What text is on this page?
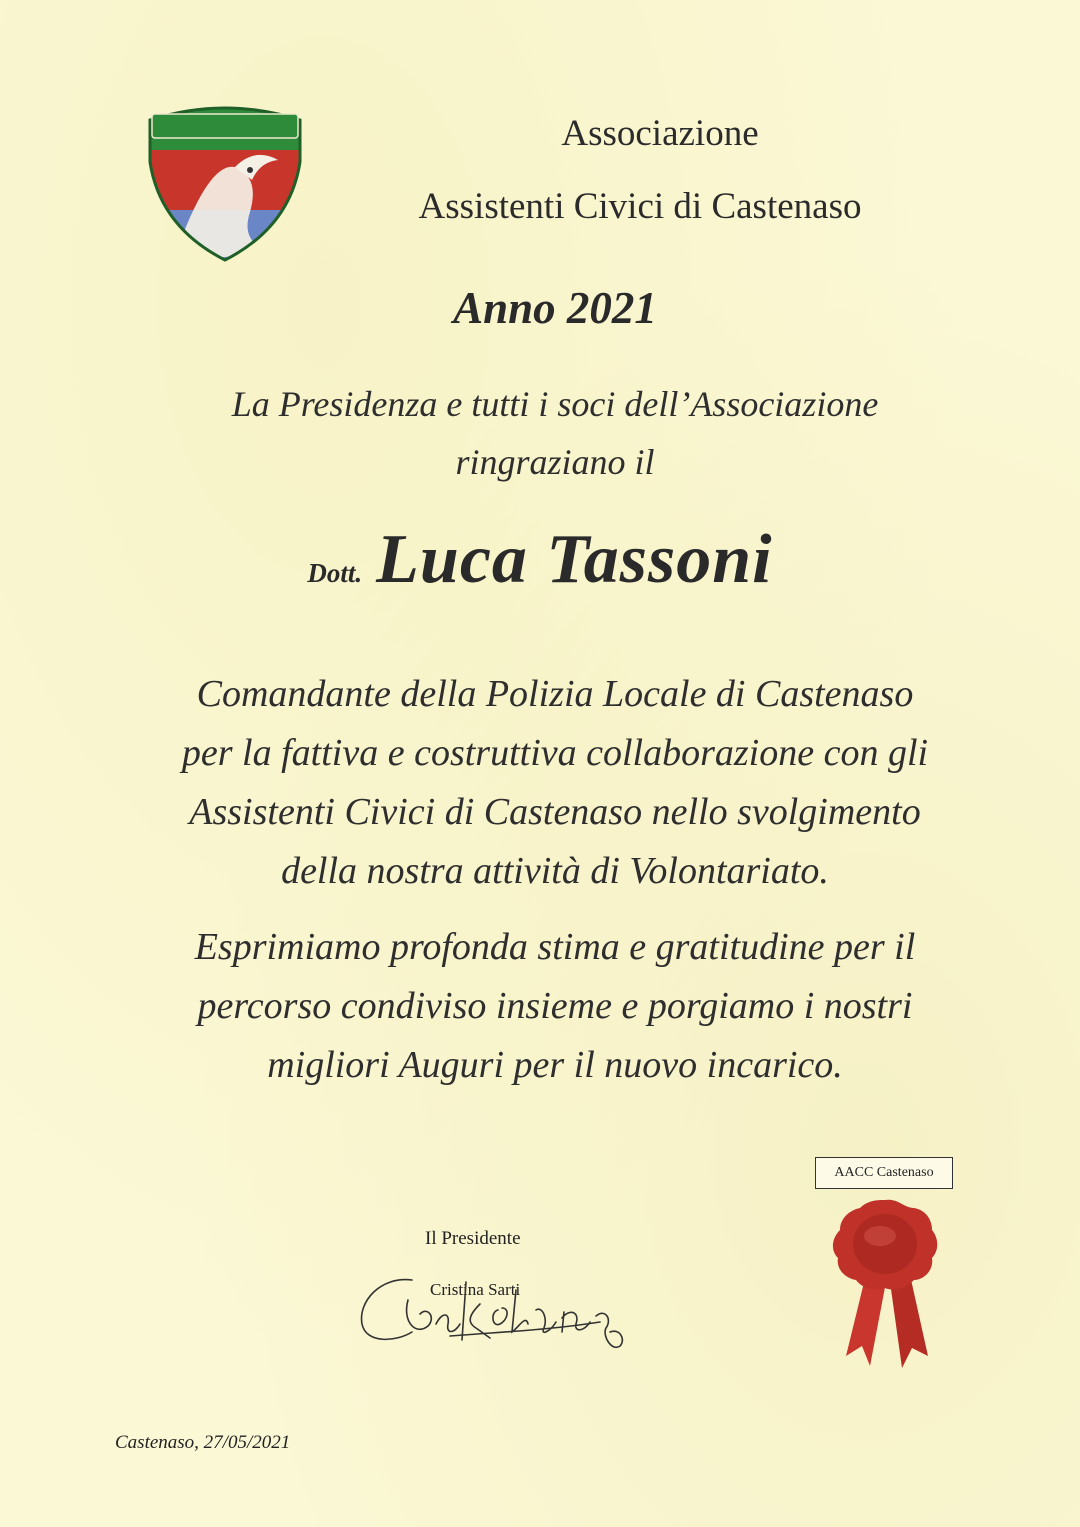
Associazione
Assistenti Civici di Castenaso
Anno 2021
La Presidenza e tutti i soci dell’Associazione
ringraziano il
Dott. Luca Tassoni
Comandante della Polizia Locale di Castenaso
per la fattiva e costruttiva collaborazione con gli
Assistenti Civici di Castenaso nello svolgimento
della nostra attività di Volontariato.
Esprimiamo profonda stima e gratitudine per il
percorso condiviso insieme e porgiamo i nostri
migliori Auguri per il nuovo incarico.
AACC Castenaso
Il Presidente
Cristina Sarti
Castenaso, 27/05/2021
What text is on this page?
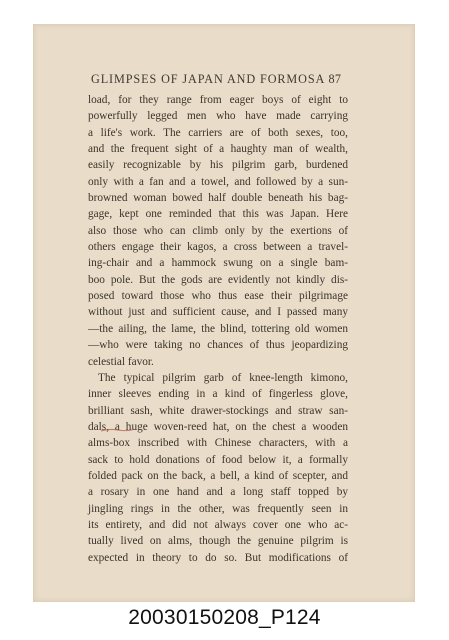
GLIMPSES OF JAPAN AND FORMOSA 87
load, for they range from eager boys of eight to
powerfully legged men who have made carrying
a life's work. The carriers are of both sexes, too,
and the frequent sight of a haughty man of wealth,
easily recognizable by his pilgrim garb, burdened
only with a fan and a towel, and followed by a sun-
browned woman bowed half double beneath his bag-
gage, kept one reminded that this was Japan. Here
also those who can climb only by the exertions of
others engage their kagos, a cross between a travel-
ing-chair and a hammock swung on a single bam-
boo pole. But the gods are evidently not kindly dis-
posed toward those who thus ease their pilgrimage
without just and sufficient cause, and I passed many
—the ailing, the lame, the blind, tottering old women
—who were taking no chances of thus jeopardizing
celestial favor.
The typical pilgrim garb of knee-length kimono,
inner sleeves ending in a kind of fingerless glove,
brilliant sash, white drawer-stockings and straw san-
dals, a huge woven-reed hat, on the chest a wooden
alms-box inscribed with Chinese characters, with a
sack to hold donations of food below it, a formally
folded pack on the back, a bell, a kind of scepter, and
a rosary in one hand and a long staff topped by
jingling rings in the other, was frequently seen in
its entirety, and did not always cover one who ac-
tually lived on alms, though the genuine pilgrim is
expected in theory to do so. But modifications of
20030150208_P124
◇ ◇ ◇
▶ BRIEF:
Retype every record above exactly as written, but leave out the pictures.

▶ WRITTEN RESPONSE:
What text is on this page?
Associazione
Assistenti Civici di Castenaso
Anno 2021
La Presidenza e tutti i soci dell’Associazione
ringraziano il
Dott. Luca Tassoni
Comandante della Polizia Locale di Castenaso
per la fattiva e costruttiva collaborazione con gli
Assistenti Civici di Castenaso nello svolgimento
della nostra attività di Volontariato.
Esprimiamo profonda stima e gratitudine per il
percorso condiviso insieme e porgiamo i nostri
migliori Auguri per il nuovo incarico.
AACC Castenaso
Il Presidente
Cristina Sarti
Castenaso, 27/05/2021
What text is on this page?
GLIMPSES OF JAPAN AND FORMOSA 87
load, for they range from eager boys of eight to
powerfully legged men who have made carrying
a life's work. The carriers are of both sexes, too,
and the frequent sight of a haughty man of wealth,
easily recognizable by his pilgrim garb, burdened
only with a fan and a towel, and followed by a sun-
browned woman bowed half double beneath his bag-
gage, kept one reminded that this was Japan. Here
also those who can climb only by the exertions of
others engage their kagos, a cross between a travel-
ing-chair and a hammock swung on a single bam-
boo pole. But the gods are evidently not kindly dis-
posed toward those who thus ease their pilgrimage
without just and sufficient cause, and I passed many
—the ailing, the lame, the blind, tottering old women
—who were taking no chances of thus jeopardizing
celestial favor.
The typical pilgrim garb of knee-length kimono,
inner sleeves ending in a kind of fingerless glove,
brilliant sash, white drawer-stockings and straw san-
dals, a huge woven-reed hat, on the chest a wooden
alms-box inscribed with Chinese characters, with a
sack to hold donations of food below it, a formally
folded pack on the back, a bell, a kind of scepter, and
a rosary in one hand and a long staff topped by
jingling rings in the other, was frequently seen in
its entirety, and did not always cover one who ac-
tually lived on alms, though the genuine pilgrim is
expected in theory to do so. But modifications of
20030150208_P124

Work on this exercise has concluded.